[start Provided data]

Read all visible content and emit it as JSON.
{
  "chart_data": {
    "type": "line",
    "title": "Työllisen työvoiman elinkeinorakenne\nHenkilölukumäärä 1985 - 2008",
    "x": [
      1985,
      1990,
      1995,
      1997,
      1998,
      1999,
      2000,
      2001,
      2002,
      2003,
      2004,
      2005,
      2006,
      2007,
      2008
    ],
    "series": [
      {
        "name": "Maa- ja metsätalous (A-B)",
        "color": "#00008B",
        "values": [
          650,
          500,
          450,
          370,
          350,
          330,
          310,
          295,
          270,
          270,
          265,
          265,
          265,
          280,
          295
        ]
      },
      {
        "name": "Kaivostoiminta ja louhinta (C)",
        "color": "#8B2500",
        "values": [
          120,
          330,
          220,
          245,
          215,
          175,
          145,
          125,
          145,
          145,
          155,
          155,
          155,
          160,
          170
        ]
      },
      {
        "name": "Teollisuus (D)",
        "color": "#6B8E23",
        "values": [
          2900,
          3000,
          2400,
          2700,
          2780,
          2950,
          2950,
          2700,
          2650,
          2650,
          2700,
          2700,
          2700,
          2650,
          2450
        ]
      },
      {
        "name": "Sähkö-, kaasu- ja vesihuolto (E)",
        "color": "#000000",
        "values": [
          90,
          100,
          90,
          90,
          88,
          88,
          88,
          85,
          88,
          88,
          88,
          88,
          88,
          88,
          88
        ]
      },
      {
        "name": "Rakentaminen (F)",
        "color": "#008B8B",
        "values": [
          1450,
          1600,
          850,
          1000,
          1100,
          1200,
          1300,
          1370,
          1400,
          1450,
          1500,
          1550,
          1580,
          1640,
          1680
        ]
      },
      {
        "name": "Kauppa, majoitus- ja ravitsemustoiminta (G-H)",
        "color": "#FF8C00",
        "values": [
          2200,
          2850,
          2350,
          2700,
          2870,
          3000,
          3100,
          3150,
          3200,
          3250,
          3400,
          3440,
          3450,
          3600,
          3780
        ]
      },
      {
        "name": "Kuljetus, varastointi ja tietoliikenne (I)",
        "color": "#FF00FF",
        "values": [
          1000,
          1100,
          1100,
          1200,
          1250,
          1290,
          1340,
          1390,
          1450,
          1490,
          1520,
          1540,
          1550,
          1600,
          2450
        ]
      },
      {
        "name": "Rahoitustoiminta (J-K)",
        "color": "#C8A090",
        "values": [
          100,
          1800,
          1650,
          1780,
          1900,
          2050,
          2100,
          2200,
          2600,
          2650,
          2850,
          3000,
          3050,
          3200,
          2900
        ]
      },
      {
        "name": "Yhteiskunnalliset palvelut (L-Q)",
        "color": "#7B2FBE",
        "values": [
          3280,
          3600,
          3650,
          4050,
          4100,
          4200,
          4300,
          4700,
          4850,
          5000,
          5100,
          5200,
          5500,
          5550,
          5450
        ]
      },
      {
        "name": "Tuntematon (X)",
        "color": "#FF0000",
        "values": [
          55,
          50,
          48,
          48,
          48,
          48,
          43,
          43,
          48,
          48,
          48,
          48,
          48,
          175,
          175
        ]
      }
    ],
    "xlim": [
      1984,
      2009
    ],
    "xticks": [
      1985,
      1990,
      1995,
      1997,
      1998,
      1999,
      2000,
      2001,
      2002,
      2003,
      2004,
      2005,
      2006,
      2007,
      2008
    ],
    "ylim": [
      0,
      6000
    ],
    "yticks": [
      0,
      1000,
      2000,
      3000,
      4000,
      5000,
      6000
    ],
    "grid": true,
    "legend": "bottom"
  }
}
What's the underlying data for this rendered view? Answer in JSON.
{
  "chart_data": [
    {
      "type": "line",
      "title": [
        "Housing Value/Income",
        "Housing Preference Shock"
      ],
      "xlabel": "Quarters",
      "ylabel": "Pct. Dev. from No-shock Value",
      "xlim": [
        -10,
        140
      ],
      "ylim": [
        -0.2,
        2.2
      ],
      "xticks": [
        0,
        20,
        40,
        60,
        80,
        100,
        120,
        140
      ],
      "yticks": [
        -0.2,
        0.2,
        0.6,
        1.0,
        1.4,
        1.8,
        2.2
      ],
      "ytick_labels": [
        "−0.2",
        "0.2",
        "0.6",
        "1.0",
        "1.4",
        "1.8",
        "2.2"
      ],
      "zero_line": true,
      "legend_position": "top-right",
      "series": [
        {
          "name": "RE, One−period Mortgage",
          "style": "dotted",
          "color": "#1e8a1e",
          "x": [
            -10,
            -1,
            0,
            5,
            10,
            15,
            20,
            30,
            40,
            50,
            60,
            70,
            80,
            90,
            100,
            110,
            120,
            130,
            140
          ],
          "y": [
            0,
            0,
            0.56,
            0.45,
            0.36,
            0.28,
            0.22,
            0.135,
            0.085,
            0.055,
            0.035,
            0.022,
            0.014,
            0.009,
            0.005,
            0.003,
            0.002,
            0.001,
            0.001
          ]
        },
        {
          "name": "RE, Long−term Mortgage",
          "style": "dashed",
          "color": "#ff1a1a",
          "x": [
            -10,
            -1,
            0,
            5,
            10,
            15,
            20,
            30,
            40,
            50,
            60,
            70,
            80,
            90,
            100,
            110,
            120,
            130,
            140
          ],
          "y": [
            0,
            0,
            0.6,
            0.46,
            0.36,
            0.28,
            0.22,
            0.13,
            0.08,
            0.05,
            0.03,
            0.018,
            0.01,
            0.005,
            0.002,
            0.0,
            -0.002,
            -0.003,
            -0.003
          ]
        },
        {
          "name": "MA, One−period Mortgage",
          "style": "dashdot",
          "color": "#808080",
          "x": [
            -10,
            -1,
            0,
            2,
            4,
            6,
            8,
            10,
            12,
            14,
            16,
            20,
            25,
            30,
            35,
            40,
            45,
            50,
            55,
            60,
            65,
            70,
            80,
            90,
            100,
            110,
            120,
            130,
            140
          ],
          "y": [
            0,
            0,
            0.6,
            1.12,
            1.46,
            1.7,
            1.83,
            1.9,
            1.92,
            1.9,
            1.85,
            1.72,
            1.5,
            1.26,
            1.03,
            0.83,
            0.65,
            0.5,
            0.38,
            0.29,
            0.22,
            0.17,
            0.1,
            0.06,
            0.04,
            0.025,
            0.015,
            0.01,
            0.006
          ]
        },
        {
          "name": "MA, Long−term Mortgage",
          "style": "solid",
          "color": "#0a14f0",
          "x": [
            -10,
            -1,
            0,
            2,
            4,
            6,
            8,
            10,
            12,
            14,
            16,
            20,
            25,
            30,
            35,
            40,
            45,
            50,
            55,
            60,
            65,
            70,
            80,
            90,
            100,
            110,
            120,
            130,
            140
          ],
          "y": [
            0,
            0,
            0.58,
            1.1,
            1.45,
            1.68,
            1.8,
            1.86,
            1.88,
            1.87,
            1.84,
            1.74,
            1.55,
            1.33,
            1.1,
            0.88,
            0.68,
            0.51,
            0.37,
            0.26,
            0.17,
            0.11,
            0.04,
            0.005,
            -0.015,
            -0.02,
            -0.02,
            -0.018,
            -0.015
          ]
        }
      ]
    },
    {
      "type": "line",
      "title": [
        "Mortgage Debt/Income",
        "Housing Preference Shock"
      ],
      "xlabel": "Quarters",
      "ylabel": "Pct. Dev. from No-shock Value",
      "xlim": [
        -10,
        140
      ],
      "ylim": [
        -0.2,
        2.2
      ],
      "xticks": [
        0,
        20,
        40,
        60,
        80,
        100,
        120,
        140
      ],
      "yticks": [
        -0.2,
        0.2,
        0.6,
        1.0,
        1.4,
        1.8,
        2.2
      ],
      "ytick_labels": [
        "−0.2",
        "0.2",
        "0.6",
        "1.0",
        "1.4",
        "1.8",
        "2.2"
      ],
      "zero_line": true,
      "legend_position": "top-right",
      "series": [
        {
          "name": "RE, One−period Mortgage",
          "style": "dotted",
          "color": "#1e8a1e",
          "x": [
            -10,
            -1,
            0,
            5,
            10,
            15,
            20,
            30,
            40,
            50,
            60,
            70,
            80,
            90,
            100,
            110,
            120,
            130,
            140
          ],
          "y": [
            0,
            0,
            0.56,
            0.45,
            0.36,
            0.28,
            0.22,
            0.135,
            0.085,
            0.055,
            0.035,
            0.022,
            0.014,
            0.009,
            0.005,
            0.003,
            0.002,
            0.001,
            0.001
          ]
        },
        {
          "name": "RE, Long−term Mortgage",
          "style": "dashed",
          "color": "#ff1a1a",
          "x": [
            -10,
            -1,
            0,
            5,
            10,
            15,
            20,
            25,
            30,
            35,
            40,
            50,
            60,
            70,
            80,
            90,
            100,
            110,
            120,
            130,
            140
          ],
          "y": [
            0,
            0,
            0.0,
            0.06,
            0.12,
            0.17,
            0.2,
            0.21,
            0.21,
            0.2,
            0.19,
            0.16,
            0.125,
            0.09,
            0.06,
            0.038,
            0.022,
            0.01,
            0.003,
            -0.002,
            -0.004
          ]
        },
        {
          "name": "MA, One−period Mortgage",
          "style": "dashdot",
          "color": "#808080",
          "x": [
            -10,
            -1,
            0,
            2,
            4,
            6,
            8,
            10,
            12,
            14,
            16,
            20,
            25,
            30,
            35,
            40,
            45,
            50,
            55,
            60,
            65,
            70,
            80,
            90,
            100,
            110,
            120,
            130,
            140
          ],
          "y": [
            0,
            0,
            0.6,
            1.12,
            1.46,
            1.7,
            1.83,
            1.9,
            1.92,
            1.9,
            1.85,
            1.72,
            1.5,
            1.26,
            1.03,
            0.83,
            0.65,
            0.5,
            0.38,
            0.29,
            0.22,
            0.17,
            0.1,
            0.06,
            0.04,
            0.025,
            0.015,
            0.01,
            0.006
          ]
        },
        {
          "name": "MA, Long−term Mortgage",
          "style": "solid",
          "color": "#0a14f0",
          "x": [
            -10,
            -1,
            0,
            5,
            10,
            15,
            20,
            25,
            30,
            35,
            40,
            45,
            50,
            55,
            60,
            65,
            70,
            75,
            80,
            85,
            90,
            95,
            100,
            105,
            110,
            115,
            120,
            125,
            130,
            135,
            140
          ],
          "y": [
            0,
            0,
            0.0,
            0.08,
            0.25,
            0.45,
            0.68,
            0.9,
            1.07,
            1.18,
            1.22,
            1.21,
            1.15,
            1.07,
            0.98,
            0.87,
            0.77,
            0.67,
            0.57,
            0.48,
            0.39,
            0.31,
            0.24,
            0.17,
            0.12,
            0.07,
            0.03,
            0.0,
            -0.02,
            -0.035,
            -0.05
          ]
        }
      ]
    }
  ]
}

[end Provided data]

*Problem description*: Copy out every line holding the string "JSON".

*Worked solution*:
Read all visible content and emit it as JSON.
What's the underlying data for this rendered view? Answer in JSON.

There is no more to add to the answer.